>> Begin

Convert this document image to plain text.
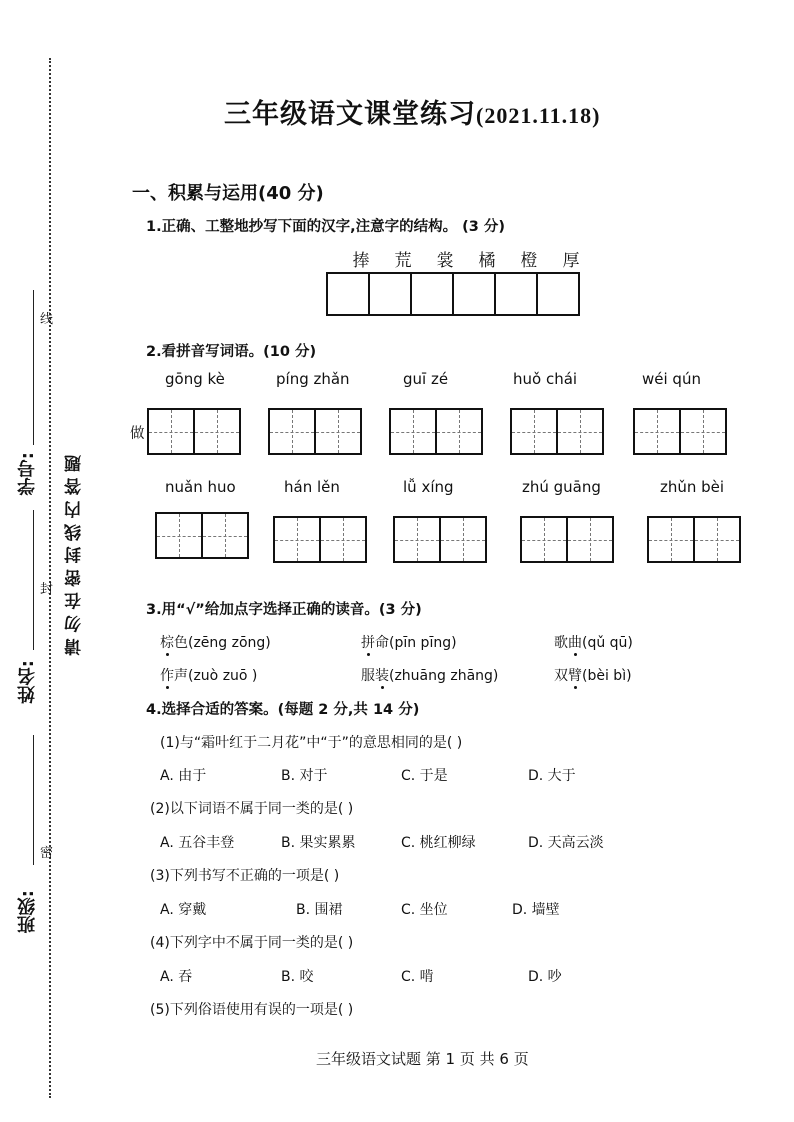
线
封
密
学号:
姓名:
班级:
请 勿 在 密 封 线 内 答 题
三年级语文课堂练习(2021.11.18)
一、积累与运用(40 分)
1.正确、工整地抄写下面的汉字,注意字的结构。 (3 分)
捧 荒 裳 橘 橙 厚
2.看拼音写词语。(10 分)
gōng kè	píng zhǎn	guī zé	huǒ chái	wéi qún
做
nuǎn huo	hán lěn	lǚ xíng	zhú guāng	zhǔn bèi
3.用“√”给加点字选择正确的读音。(3 分)
棕色(zēng zōng)	拼命(pīn pīng)	歌曲(qǔ qū)
作声(zuò zuō )	服装(zhuāng zhāng)	双臂(bèi bì)
4.选择合适的答案。(每题 2 分,共 14 分)
(1)与“霜叶红于二月花”中“于”的意思相同的是( )
A. 由于	B. 对于	C. 于是	D. 大于
(2)以下词语不属于同一类的是( )
A. 五谷丰登	B. 果实累累	C. 桃红柳绿	D. 天高云淡
(3)下列书写不正确的一项是( )
A. 穿戴	B. 围裙	C. 坐位	D. 墙壁
(4)下列字中不属于同一类的是( )
A. 吞	B. 咬	C. 啃	D. 吵
(5)下列俗语使用有误的一项是( )
三年级语文试题 第 1 页 共 6 页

>> End

*EXERCISE TASK*. Each entry should be repeated exactly as it appears; the pictures stay out.

*TASK OUTPUT*.
Convert this document image to plain text.
线
封
密
学号:
姓名:
班级:
请 勿 在 密 封 线 内 答 题
三年级语文课堂练习(2021.11.18)
一、积累与运用(40 分)
1.正确、工整地抄写下面的汉字,注意字的结构。 (3 分)
捧 荒 裳 橘 橙 厚
2.看拼音写词语。(10 分)
gōng kè	píng zhǎn	guī zé	huǒ chái	wéi qún
做
nuǎn huo	hán lěn	lǚ xíng	zhú guāng	zhǔn bèi
3.用“√”给加点字选择正确的读音。(3 分)
棕色(zēng zōng)	拼命(pīn pīng)	歌曲(qǔ qū)
作声(zuò zuō )	服装(zhuāng zhāng)	双臂(bèi bì)
4.选择合适的答案。(每题 2 分,共 14 分)
(1)与“霜叶红于二月花”中“于”的意思相同的是( )
A. 由于	B. 对于	C. 于是	D. 大于
(2)以下词语不属于同一类的是( )
A. 五谷丰登	B. 果实累累	C. 桃红柳绿	D. 天高云淡
(3)下列书写不正确的一项是( )
A. 穿戴	B. 围裙	C. 坐位	D. 墙壁
(4)下列字中不属于同一类的是( )
A. 吞	B. 咬	C. 啃	D. 吵
(5)下列俗语使用有误的一项是( )
三年级语文试题 第 1 页 共 6 页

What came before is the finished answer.